Start of SUPPLIED DATA

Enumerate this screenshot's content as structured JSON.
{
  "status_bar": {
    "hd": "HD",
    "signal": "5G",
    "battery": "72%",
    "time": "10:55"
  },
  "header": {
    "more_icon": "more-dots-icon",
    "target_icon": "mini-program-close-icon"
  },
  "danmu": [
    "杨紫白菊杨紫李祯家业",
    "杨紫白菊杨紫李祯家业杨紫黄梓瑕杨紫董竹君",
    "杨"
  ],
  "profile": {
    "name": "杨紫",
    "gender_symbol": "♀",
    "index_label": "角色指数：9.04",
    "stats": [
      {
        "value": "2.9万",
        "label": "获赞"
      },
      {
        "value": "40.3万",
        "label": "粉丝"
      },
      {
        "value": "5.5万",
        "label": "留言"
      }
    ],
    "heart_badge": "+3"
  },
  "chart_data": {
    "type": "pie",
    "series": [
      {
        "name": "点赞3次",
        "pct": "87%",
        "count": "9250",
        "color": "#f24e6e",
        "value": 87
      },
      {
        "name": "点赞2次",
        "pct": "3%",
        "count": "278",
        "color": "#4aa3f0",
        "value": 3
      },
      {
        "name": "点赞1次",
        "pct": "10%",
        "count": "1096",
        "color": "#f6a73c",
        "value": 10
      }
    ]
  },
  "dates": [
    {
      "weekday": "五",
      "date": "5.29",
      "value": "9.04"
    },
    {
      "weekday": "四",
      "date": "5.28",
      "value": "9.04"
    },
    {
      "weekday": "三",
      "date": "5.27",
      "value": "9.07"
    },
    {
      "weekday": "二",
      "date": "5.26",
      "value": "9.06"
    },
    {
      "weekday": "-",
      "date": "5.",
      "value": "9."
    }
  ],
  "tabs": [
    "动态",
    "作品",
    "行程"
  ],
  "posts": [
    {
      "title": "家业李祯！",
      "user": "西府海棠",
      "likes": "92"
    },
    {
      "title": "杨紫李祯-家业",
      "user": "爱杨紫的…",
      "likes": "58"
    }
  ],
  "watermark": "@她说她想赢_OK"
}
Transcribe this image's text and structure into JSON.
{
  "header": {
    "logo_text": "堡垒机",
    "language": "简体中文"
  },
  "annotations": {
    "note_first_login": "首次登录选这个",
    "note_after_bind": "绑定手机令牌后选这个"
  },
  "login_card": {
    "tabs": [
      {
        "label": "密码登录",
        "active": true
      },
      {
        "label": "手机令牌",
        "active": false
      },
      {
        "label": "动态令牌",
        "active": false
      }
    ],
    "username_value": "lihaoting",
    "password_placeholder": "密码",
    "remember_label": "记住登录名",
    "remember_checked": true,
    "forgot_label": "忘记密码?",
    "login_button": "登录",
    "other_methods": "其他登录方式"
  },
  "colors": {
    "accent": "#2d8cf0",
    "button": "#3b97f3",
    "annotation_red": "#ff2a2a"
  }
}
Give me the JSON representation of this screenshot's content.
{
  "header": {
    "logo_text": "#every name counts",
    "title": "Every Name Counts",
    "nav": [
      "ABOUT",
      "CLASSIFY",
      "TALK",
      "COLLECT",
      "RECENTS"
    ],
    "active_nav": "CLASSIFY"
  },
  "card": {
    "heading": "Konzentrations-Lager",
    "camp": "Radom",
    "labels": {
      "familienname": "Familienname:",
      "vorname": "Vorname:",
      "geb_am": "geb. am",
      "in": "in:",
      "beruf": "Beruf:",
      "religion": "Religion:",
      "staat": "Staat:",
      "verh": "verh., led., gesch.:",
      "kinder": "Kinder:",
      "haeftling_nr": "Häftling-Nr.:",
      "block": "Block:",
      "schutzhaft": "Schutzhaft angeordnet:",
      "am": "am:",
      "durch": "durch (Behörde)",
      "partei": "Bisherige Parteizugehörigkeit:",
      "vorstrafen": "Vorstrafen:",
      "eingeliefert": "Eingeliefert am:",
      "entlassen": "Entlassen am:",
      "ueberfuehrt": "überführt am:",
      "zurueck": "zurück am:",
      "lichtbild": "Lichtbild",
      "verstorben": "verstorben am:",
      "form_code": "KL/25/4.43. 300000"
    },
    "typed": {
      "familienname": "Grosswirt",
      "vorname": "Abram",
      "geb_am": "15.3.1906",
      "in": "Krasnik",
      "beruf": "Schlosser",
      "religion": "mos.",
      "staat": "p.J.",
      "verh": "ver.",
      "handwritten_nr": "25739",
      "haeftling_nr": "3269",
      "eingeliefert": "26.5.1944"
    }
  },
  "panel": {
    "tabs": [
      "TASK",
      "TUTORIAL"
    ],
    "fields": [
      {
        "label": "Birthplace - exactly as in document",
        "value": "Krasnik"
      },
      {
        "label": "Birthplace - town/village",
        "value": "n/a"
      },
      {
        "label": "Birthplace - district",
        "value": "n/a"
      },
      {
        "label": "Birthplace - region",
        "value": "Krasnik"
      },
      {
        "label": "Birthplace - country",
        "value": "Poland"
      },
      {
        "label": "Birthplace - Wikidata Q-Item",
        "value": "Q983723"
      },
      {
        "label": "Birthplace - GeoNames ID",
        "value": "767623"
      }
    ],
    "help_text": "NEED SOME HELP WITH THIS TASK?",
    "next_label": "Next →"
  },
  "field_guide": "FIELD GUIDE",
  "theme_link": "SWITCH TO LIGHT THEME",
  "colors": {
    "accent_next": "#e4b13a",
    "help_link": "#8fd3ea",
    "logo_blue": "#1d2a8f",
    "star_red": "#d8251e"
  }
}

End of SUPPLIED DATA

● **TASK DESCRIPTION**
Reproduce every line of the data verbatim.

● **TASK SOLUTION**
Enumerate this screenshot's content as structured JSON.
{
  "status_bar": {
    "hd": "HD",
    "signal": "5G",
    "battery": "72%",
    "time": "10:55"
  },
  "header": {
    "more_icon": "more-dots-icon",
    "target_icon": "mini-program-close-icon"
  },
  "danmu": [
    "杨紫白菊杨紫李祯家业",
    "杨紫白菊杨紫李祯家业杨紫黄梓瑕杨紫董竹君",
    "杨"
  ],
  "profile": {
    "name": "杨紫",
    "gender_symbol": "♀",
    "index_label": "角色指数：9.04",
    "stats": [
      {
        "value": "2.9万",
        "label": "获赞"
      },
      {
        "value": "40.3万",
        "label": "粉丝"
      },
      {
        "value": "5.5万",
        "label": "留言"
      }
    ],
    "heart_badge": "+3"
  },
  "chart_data": {
    "type": "pie",
    "series": [
      {
        "name": "点赞3次",
        "pct": "87%",
        "count": "9250",
        "color": "#f24e6e",
        "value": 87
      },
      {
        "name": "点赞2次",
        "pct": "3%",
        "count": "278",
        "color": "#4aa3f0",
        "value": 3
      },
      {
        "name": "点赞1次",
        "pct": "10%",
        "count": "1096",
        "color": "#f6a73c",
        "value": 10
      }
    ]
  },
  "dates": [
    {
      "weekday": "五",
      "date": "5.29",
      "value": "9.04"
    },
    {
      "weekday": "四",
      "date": "5.28",
      "value": "9.04"
    },
    {
      "weekday": "三",
      "date": "5.27",
      "value": "9.07"
    },
    {
      "weekday": "二",
      "date": "5.26",
      "value": "9.06"
    },
    {
      "weekday": "-",
      "date": "5.",
      "value": "9."
    }
  ],
  "tabs": [
    "动态",
    "作品",
    "行程"
  ],
  "posts": [
    {
      "title": "家业李祯！",
      "user": "西府海棠",
      "likes": "92"
    },
    {
      "title": "杨紫李祯-家业",
      "user": "爱杨紫的…",
      "likes": "58"
    }
  ],
  "watermark": "@她说她想赢_OK"
}
Transcribe this image's text and structure into JSON.
{
  "header": {
    "logo_text": "堡垒机",
    "language": "简体中文"
  },
  "annotations": {
    "note_first_login": "首次登录选这个",
    "note_after_bind": "绑定手机令牌后选这个"
  },
  "login_card": {
    "tabs": [
      {
        "label": "密码登录",
        "active": true
      },
      {
        "label": "手机令牌",
        "active": false
      },
      {
        "label": "动态令牌",
        "active": false
      }
    ],
    "username_value": "lihaoting",
    "password_placeholder": "密码",
    "remember_label": "记住登录名",
    "remember_checked": true,
    "forgot_label": "忘记密码?",
    "login_button": "登录",
    "other_methods": "其他登录方式"
  },
  "colors": {
    "accent": "#2d8cf0",
    "button": "#3b97f3",
    "annotation_red": "#ff2a2a"
  }
}
Give me the JSON representation of this screenshot's content.
{
  "header": {
    "logo_text": "#every name counts",
    "title": "Every Name Counts",
    "nav": [
      "ABOUT",
      "CLASSIFY",
      "TALK",
      "COLLECT",
      "RECENTS"
    ],
    "active_nav": "CLASSIFY"
  },
  "card": {
    "heading": "Konzentrations-Lager",
    "camp": "Radom",
    "labels": {
      "familienname": "Familienname:",
      "vorname": "Vorname:",
      "geb_am": "geb. am",
      "in": "in:",
      "beruf": "Beruf:",
      "religion": "Religion:",
      "staat": "Staat:",
      "verh": "verh., led., gesch.:",
      "kinder": "Kinder:",
      "haeftling_nr": "Häftling-Nr.:",
      "block": "Block:",
      "schutzhaft": "Schutzhaft angeordnet:",
      "am": "am:",
      "durch": "durch (Behörde)",
      "partei": "Bisherige Parteizugehörigkeit:",
      "vorstrafen": "Vorstrafen:",
      "eingeliefert": "Eingeliefert am:",
      "entlassen": "Entlassen am:",
      "ueberfuehrt": "überführt am:",
      "zurueck": "zurück am:",
      "lichtbild": "Lichtbild",
      "verstorben": "verstorben am:",
      "form_code": "KL/25/4.43. 300000"
    },
    "typed": {
      "familienname": "Grosswirt",
      "vorname": "Abram",
      "geb_am": "15.3.1906",
      "in": "Krasnik",
      "beruf": "Schlosser",
      "religion": "mos.",
      "staat": "p.J.",
      "verh": "ver.",
      "handwritten_nr": "25739",
      "haeftling_nr": "3269",
      "eingeliefert": "26.5.1944"
    }
  },
  "panel": {
    "tabs": [
      "TASK",
      "TUTORIAL"
    ],
    "fields": [
      {
        "label": "Birthplace - exactly as in document",
        "value": "Krasnik"
      },
      {
        "label": "Birthplace - town/village",
        "value": "n/a"
      },
      {
        "label": "Birthplace - district",
        "value": "n/a"
      },
      {
        "label": "Birthplace - region",
        "value": "Krasnik"
      },
      {
        "label": "Birthplace - country",
        "value": "Poland"
      },
      {
        "label": "Birthplace - Wikidata Q-Item",
        "value": "Q983723"
      },
      {
        "label": "Birthplace - GeoNames ID",
        "value": "767623"
      }
    ],
    "help_text": "NEED SOME HELP WITH THIS TASK?",
    "next_label": "Next →"
  },
  "field_guide": "FIELD GUIDE",
  "theme_link": "SWITCH TO LIGHT THEME",
  "colors": {
    "accent_next": "#e4b13a",
    "help_link": "#8fd3ea",
    "logo_blue": "#1d2a8f",
    "star_red": "#d8251e"
  }
}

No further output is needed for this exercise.